● **Job**: Please output the lines shown below exactly as they appear.

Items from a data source
◇ ◇ ◇
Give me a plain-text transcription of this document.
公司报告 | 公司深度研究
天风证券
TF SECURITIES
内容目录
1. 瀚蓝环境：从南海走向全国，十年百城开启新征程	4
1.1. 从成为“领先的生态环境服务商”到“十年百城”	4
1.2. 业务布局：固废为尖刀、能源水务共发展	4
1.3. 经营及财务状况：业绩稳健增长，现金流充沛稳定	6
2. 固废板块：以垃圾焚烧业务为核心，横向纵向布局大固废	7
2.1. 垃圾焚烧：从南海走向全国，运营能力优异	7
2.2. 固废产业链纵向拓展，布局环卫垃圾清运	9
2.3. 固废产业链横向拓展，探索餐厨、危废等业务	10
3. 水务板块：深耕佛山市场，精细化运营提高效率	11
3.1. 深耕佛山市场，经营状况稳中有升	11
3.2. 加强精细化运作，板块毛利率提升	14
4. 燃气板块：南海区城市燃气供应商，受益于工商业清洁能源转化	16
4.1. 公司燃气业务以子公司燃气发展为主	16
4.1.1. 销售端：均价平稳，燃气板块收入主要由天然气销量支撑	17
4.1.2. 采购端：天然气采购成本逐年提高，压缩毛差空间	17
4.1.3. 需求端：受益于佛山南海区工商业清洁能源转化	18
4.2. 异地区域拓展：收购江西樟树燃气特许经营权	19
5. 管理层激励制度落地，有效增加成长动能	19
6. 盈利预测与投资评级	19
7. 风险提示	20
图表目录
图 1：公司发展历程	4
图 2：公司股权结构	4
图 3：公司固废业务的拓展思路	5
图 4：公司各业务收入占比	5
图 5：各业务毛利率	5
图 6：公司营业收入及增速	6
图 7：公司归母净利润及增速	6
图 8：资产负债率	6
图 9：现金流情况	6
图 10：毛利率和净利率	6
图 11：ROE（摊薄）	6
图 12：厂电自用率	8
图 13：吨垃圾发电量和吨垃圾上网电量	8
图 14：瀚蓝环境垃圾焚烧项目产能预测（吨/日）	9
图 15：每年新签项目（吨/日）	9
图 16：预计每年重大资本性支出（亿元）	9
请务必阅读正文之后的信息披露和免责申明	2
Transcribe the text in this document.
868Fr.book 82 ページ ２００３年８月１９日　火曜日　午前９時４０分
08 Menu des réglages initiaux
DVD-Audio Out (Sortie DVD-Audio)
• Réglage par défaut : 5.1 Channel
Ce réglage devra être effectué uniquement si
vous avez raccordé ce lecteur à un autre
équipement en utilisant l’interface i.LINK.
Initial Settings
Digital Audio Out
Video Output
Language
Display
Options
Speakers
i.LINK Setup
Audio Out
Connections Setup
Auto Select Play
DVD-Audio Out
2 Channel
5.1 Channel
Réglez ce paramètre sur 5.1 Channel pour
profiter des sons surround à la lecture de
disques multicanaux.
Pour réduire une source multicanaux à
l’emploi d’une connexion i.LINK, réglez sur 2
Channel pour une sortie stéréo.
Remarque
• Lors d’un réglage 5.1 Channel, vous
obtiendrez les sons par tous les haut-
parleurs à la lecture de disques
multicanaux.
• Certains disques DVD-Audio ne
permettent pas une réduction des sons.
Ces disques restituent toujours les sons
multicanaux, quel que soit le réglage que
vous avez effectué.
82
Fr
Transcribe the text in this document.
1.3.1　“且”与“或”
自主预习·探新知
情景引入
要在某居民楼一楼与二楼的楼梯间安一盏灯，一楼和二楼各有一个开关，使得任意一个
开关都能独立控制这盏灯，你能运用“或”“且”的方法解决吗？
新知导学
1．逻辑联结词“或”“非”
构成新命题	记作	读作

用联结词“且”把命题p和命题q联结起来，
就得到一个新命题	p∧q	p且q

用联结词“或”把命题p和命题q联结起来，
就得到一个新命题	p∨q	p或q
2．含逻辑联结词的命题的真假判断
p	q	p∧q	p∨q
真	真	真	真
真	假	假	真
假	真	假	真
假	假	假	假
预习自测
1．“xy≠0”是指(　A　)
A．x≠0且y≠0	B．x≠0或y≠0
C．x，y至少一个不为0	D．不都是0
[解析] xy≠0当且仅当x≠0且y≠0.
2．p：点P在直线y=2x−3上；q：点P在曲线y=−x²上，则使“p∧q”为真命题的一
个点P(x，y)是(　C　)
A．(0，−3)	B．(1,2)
◇ ◇ ◇
● **Task answer**:
Give me a plain-text transcription of this document.
公司报告 | 公司深度研究
天风证券
TF SECURITIES
内容目录
1. 瀚蓝环境：从南海走向全国，十年百城开启新征程	4
1.1. 从成为“领先的生态环境服务商”到“十年百城”	4
1.2. 业务布局：固废为尖刀、能源水务共发展	4
1.3. 经营及财务状况：业绩稳健增长，现金流充沛稳定	6
2. 固废板块：以垃圾焚烧业务为核心，横向纵向布局大固废	7
2.1. 垃圾焚烧：从南海走向全国，运营能力优异	7
2.2. 固废产业链纵向拓展，布局环卫垃圾清运	9
2.3. 固废产业链横向拓展，探索餐厨、危废等业务	10
3. 水务板块：深耕佛山市场，精细化运营提高效率	11
3.1. 深耕佛山市场，经营状况稳中有升	11
3.2. 加强精细化运作，板块毛利率提升	14
4. 燃气板块：南海区城市燃气供应商，受益于工商业清洁能源转化	16
4.1. 公司燃气业务以子公司燃气发展为主	16
4.1.1. 销售端：均价平稳，燃气板块收入主要由天然气销量支撑	17
4.1.2. 采购端：天然气采购成本逐年提高，压缩毛差空间	17
4.1.3. 需求端：受益于佛山南海区工商业清洁能源转化	18
4.2. 异地区域拓展：收购江西樟树燃气特许经营权	19
5. 管理层激励制度落地，有效增加成长动能	19
6. 盈利预测与投资评级	19
7. 风险提示	20
图表目录
图 1：公司发展历程	4
图 2：公司股权结构	4
图 3：公司固废业务的拓展思路	5
图 4：公司各业务收入占比	5
图 5：各业务毛利率	5
图 6：公司营业收入及增速	6
图 7：公司归母净利润及增速	6
图 8：资产负债率	6
图 9：现金流情况	6
图 10：毛利率和净利率	6
图 11：ROE（摊薄）	6
图 12：厂电自用率	8
图 13：吨垃圾发电量和吨垃圾上网电量	8
图 14：瀚蓝环境垃圾焚烧项目产能预测（吨/日）	9
图 15：每年新签项目（吨/日）	9
图 16：预计每年重大资本性支出（亿元）	9
请务必阅读正文之后的信息披露和免责申明	2
Transcribe the text in this document.
868Fr.book 82 ページ ２００３年８月１９日　火曜日　午前９時４０分
08 Menu des réglages initiaux
DVD-Audio Out (Sortie DVD-Audio)
• Réglage par défaut : 5.1 Channel
Ce réglage devra être effectué uniquement si
vous avez raccordé ce lecteur à un autre
équipement en utilisant l’interface i.LINK.
Initial Settings
Digital Audio Out
Video Output
Language
Display
Options
Speakers
i.LINK Setup
Audio Out
Connections Setup
Auto Select Play
DVD-Audio Out
2 Channel
5.1 Channel
Réglez ce paramètre sur 5.1 Channel pour
profiter des sons surround à la lecture de
disques multicanaux.
Pour réduire une source multicanaux à
l’emploi d’une connexion i.LINK, réglez sur 2
Channel pour une sortie stéréo.
Remarque
• Lors d’un réglage 5.1 Channel, vous
obtiendrez les sons par tous les haut-
parleurs à la lecture de disques
multicanaux.
• Certains disques DVD-Audio ne
permettent pas une réduction des sons.
Ces disques restituent toujours les sons
multicanaux, quel que soit le réglage que
vous avez effectué.
82
Fr
Transcribe the text in this document.
1.3.1　“且”与“或”
自主预习·探新知
情景引入
要在某居民楼一楼与二楼的楼梯间安一盏灯，一楼和二楼各有一个开关，使得任意一个
开关都能独立控制这盏灯，你能运用“或”“且”的方法解决吗？
新知导学
1．逻辑联结词“或”“非”
构成新命题	记作	读作

用联结词“且”把命题p和命题q联结起来，
就得到一个新命题	p∧q	p且q

用联结词“或”把命题p和命题q联结起来，
就得到一个新命题	p∨q	p或q
2．含逻辑联结词的命题的真假判断
p	q	p∧q	p∨q
真	真	真	真
真	假	假	真
假	真	假	真
假	假	假	假
预习自测
1．“xy≠0”是指(　A　)
A．x≠0且y≠0	B．x≠0或y≠0
C．x，y至少一个不为0	D．不都是0
[解析] xy≠0当且仅当x≠0且y≠0.
2．p：点P在直线y=2x−3上；q：点P在曲线y=−x²上，则使“p∧q”为真命题的一
个点P(x，y)是(　C　)
A．(0，−3)	B．(1,2)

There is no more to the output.